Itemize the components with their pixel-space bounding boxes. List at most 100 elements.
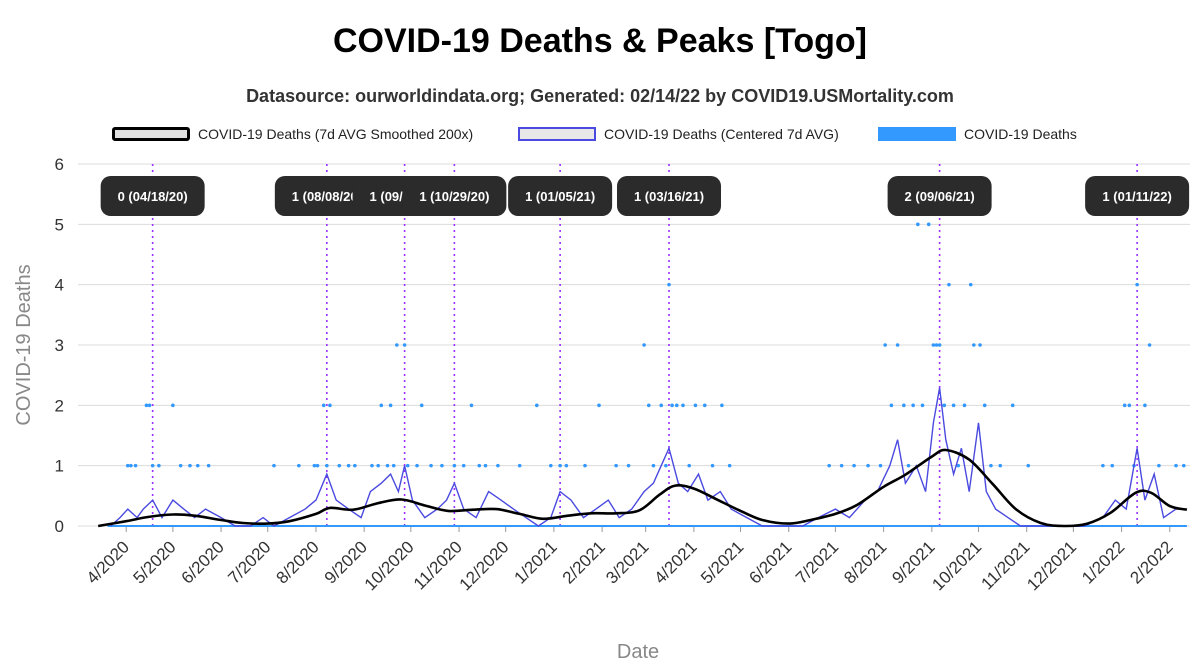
peak-label-box bbox=[1085, 176, 1190, 216]
daily-deaths-point bbox=[956, 463, 961, 468]
daily-deaths-point bbox=[328, 403, 332, 408]
daily-deaths-point bbox=[147, 403, 152, 408]
daily-deaths-point bbox=[1101, 463, 1105, 468]
daily-deaths-point bbox=[852, 463, 856, 468]
daily-deaths-point bbox=[1157, 463, 1161, 468]
x-tick-label: 5/2020 bbox=[129, 537, 179, 587]
daily-deaths-point bbox=[195, 463, 200, 468]
legend-label-centered: COVID-19 Deaths (Centered 7d AVG) bbox=[604, 126, 839, 142]
daily-deaths-point bbox=[395, 343, 399, 347]
y-tick-label: 6 bbox=[55, 155, 64, 174]
legend-item-deaths[interactable]: COVID-19 Deaths bbox=[878, 126, 1077, 142]
legend-swatch-smoothed bbox=[112, 127, 190, 141]
x-tick-label: 4/2020 bbox=[83, 537, 133, 587]
daily-deaths-point bbox=[962, 403, 967, 408]
y-tick-label: 4 bbox=[55, 276, 64, 295]
daily-deaths-point bbox=[337, 463, 342, 468]
daily-deaths-point bbox=[642, 343, 646, 347]
daily-deaths-point bbox=[461, 463, 466, 468]
daily-deaths-point bbox=[1127, 403, 1132, 408]
peak-label-box bbox=[508, 176, 613, 216]
legend-item-centered[interactable]: COVID-19 Deaths (Centered 7d AVG) bbox=[518, 126, 839, 142]
daily-deaths-point bbox=[972, 343, 976, 347]
daily-deaths-point bbox=[883, 343, 887, 347]
y-tick-label: 0 bbox=[55, 517, 64, 536]
daily-deaths-point bbox=[188, 463, 192, 468]
daily-deaths-point bbox=[419, 403, 424, 408]
x-tick-label: 11/2020 bbox=[410, 537, 466, 593]
x-tick-label: 8/2020 bbox=[273, 537, 323, 587]
peak-label-box bbox=[100, 176, 205, 216]
daily-deaths-point bbox=[895, 343, 900, 347]
x-tick-label: 2/2022 bbox=[1126, 537, 1176, 587]
daily-deaths-point bbox=[839, 463, 844, 468]
y-axis-title: COVID-19 Deaths bbox=[13, 264, 35, 425]
daily-deaths-point bbox=[674, 403, 679, 408]
daily-deaths-point bbox=[353, 463, 357, 468]
daily-deaths-point bbox=[1010, 403, 1015, 408]
x-tick-label: 11/2021 bbox=[978, 537, 1034, 593]
daily-deaths-point bbox=[920, 403, 925, 408]
daily-deaths-point bbox=[346, 463, 351, 468]
daily-deaths-point bbox=[402, 343, 407, 347]
daily-deaths-point bbox=[866, 463, 870, 468]
daily-deaths-point bbox=[1110, 463, 1115, 468]
daily-deaths-point bbox=[906, 463, 911, 468]
legend-item-smoothed[interactable]: COVID-19 Deaths (7d AVG Smoothed 200x) bbox=[112, 126, 473, 142]
peak-label: 1 (10/29/20) bbox=[419, 189, 489, 204]
y-tick-label: 2 bbox=[55, 396, 64, 415]
peak-label: 1 (01/11/22) bbox=[1102, 189, 1171, 204]
legend-label-deaths: COVID-19 Deaths bbox=[964, 126, 1077, 142]
daily-deaths-point bbox=[902, 403, 906, 408]
x-tick-label: 7/2020 bbox=[224, 537, 274, 587]
daily-deaths-point bbox=[934, 343, 939, 347]
daily-deaths-point bbox=[388, 403, 393, 408]
daily-deaths-point bbox=[376, 463, 380, 468]
daily-deaths-point bbox=[651, 463, 656, 468]
daily-deaths-point bbox=[440, 463, 444, 468]
daily-deaths-point bbox=[325, 463, 329, 468]
daily-deaths-point bbox=[659, 403, 664, 408]
daily-deaths-point bbox=[614, 463, 618, 468]
daily-deaths-point bbox=[1147, 343, 1152, 347]
daily-deaths-point bbox=[982, 403, 987, 408]
daily-deaths-point bbox=[125, 463, 130, 468]
y-tick-label: 3 bbox=[55, 336, 64, 355]
legend-swatch-centered bbox=[518, 127, 596, 141]
daily-deaths-point bbox=[727, 463, 732, 468]
daily-deaths-point bbox=[947, 282, 951, 287]
daily-deaths-point bbox=[171, 403, 175, 408]
daily-deaths-point bbox=[534, 403, 539, 408]
daily-deaths-point bbox=[469, 403, 474, 408]
daily-deaths-point bbox=[405, 463, 410, 468]
daily-deaths-point bbox=[626, 463, 631, 468]
daily-deaths-point bbox=[702, 403, 707, 408]
daily-deaths-point bbox=[681, 403, 685, 408]
x-tick-label: 3/2021 bbox=[602, 537, 652, 587]
daily-deaths-point bbox=[1135, 282, 1139, 287]
daily-deaths-point bbox=[646, 403, 651, 408]
daily-deaths-point bbox=[911, 403, 915, 408]
daily-deaths-point bbox=[178, 463, 183, 468]
daily-deaths-point bbox=[951, 403, 956, 408]
daily-deaths-point bbox=[978, 343, 982, 347]
daily-deaths-point bbox=[379, 403, 384, 408]
daily-deaths-point bbox=[889, 403, 894, 408]
daily-deaths-point bbox=[496, 463, 500, 468]
x-tick-label: 6/2021 bbox=[745, 537, 795, 587]
legend-label-smoothed: COVID-19 Deaths (7d AVG Smoothed 200x) bbox=[198, 126, 474, 142]
daily-deaths-point bbox=[916, 222, 920, 227]
x-tick-label: 4/2021 bbox=[651, 537, 701, 587]
x-tick-label: 5/2021 bbox=[697, 537, 747, 587]
x-tick-label: 7/2021 bbox=[792, 537, 842, 587]
daily-deaths-point bbox=[827, 463, 831, 468]
daily-deaths-point bbox=[583, 463, 587, 468]
daily-deaths-point bbox=[483, 463, 488, 468]
x-tick-label: 10/2020 bbox=[361, 537, 418, 594]
daily-deaths-point bbox=[315, 463, 320, 468]
daily-deaths-point bbox=[664, 463, 668, 468]
daily-deaths-point bbox=[321, 403, 326, 408]
y-tick-label: 5 bbox=[55, 215, 64, 234]
daily-deaths-point bbox=[312, 463, 317, 468]
peak-label-box bbox=[402, 176, 507, 216]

━━━

REQUIREMENTS: Write out the lines of the data without any changes, starting at the line that contains "peak-label-box bbox=[1085, 176, 1190, 216]" and ending at the line that contains "y-tick-label: 6 bbox=[55, 155, 64, 174]", with both of those lines included.

EXPECTED OUTPUT:
peak-label-box bbox=[1085, 176, 1190, 216]
daily-deaths-point bbox=[956, 463, 961, 468]
daily-deaths-point bbox=[328, 403, 332, 408]
daily-deaths-point bbox=[147, 403, 152, 408]
daily-deaths-point bbox=[1101, 463, 1105, 468]
daily-deaths-point bbox=[852, 463, 856, 468]
daily-deaths-point bbox=[1157, 463, 1161, 468]
x-tick-label: 5/2020 bbox=[129, 537, 179, 587]
daily-deaths-point bbox=[195, 463, 200, 468]
legend-label-centered: COVID-19 Deaths (Centered 7d AVG) bbox=[604, 126, 839, 142]
daily-deaths-point bbox=[395, 343, 399, 347]
y-tick-label: 6 bbox=[55, 155, 64, 174]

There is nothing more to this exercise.